Exercise objective >>
From the material below, list every line containing "Corps".

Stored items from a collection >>
+ + + + +
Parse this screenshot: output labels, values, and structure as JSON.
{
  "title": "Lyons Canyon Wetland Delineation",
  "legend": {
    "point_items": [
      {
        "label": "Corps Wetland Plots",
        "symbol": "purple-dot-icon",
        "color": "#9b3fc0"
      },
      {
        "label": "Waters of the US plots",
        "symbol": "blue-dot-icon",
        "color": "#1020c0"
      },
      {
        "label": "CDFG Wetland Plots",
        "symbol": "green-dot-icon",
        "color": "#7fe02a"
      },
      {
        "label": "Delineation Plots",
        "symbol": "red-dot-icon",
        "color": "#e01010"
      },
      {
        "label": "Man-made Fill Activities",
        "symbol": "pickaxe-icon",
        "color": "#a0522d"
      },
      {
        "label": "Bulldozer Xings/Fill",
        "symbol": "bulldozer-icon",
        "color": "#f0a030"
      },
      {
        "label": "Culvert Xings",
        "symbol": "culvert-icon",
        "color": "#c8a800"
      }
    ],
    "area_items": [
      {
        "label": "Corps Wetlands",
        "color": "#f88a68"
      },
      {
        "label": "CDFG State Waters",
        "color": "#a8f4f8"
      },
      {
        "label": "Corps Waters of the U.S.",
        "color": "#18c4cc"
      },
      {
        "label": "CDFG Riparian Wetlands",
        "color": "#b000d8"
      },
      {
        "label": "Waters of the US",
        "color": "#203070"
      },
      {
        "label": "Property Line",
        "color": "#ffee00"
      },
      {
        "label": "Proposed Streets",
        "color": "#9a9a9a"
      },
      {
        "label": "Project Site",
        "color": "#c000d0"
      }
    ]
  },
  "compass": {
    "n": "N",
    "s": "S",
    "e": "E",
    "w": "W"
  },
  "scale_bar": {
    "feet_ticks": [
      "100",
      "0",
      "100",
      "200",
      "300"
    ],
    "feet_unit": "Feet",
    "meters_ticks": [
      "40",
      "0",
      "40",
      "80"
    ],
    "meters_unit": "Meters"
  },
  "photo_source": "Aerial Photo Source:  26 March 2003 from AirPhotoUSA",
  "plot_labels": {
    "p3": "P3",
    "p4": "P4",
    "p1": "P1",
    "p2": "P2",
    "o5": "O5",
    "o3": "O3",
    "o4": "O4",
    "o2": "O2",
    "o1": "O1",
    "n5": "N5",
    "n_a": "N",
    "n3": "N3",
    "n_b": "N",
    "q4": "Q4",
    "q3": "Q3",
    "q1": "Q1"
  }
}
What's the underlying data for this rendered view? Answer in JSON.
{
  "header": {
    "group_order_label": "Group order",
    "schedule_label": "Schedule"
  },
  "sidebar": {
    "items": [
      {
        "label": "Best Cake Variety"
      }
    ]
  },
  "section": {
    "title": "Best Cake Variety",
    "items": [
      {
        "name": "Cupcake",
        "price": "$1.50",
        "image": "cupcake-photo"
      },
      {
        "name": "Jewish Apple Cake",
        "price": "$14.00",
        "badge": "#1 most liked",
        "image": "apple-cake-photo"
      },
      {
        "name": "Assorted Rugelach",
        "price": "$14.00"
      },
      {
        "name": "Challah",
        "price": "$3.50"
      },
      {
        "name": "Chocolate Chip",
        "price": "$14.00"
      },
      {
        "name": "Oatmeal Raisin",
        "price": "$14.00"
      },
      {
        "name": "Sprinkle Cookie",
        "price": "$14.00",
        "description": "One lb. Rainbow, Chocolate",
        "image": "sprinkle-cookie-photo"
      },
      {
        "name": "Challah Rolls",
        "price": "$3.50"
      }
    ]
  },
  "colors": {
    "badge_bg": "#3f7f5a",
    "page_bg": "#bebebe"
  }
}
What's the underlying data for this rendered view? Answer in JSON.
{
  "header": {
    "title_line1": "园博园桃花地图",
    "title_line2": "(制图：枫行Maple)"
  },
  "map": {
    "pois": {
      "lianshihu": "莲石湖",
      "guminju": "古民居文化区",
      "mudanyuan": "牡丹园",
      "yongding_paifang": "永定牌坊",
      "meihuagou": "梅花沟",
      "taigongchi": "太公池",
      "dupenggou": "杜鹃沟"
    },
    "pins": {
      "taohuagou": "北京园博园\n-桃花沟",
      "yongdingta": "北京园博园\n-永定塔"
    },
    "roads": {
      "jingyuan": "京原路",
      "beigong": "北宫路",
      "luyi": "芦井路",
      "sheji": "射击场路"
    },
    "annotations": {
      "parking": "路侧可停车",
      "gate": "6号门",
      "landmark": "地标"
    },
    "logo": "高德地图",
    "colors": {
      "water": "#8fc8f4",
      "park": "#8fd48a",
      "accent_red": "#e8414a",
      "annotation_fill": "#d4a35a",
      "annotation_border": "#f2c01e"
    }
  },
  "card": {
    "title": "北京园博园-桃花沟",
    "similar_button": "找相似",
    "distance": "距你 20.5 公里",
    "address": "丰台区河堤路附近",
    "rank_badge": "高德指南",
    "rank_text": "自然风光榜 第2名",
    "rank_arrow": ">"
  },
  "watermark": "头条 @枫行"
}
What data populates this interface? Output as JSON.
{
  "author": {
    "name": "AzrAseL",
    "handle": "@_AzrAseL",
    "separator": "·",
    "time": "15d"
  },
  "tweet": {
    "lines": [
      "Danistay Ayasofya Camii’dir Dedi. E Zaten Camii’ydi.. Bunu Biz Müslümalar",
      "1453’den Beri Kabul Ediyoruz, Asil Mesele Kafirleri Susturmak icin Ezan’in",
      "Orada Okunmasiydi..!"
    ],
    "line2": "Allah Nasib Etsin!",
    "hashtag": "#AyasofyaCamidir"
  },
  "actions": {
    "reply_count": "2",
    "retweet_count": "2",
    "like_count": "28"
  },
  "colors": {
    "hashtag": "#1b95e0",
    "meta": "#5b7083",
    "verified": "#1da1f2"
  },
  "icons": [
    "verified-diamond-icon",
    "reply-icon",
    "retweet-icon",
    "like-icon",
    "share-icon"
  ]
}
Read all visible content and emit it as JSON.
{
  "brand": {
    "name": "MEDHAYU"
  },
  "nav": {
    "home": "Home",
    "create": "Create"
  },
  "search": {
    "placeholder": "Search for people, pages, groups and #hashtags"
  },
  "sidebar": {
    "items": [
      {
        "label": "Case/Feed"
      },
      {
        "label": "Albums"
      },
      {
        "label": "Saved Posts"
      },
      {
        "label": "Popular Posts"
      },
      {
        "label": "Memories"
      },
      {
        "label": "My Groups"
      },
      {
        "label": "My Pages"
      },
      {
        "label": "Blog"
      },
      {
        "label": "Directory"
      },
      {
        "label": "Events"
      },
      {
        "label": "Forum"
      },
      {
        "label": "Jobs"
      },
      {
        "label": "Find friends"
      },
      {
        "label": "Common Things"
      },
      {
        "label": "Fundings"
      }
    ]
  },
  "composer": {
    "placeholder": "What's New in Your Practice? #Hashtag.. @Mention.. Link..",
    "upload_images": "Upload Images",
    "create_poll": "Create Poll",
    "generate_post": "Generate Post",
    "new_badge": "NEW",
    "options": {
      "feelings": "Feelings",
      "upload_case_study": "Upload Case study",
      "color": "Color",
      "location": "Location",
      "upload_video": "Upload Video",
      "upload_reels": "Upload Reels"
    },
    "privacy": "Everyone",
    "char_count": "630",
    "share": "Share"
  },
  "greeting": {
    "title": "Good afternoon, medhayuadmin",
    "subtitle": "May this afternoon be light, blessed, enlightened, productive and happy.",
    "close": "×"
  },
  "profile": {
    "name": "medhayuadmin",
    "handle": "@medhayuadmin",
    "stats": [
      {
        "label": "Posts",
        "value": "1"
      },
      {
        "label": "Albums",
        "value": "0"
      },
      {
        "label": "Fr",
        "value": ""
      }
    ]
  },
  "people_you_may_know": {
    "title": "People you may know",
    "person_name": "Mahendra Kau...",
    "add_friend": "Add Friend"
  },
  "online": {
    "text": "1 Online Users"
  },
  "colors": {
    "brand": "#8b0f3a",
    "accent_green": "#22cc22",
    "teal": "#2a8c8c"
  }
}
+ + + + +
The response >>
        "label": "Corps Wetland Plots",
        "label": "Corps Wetlands",
        "label": "Corps Waters of the U.S.",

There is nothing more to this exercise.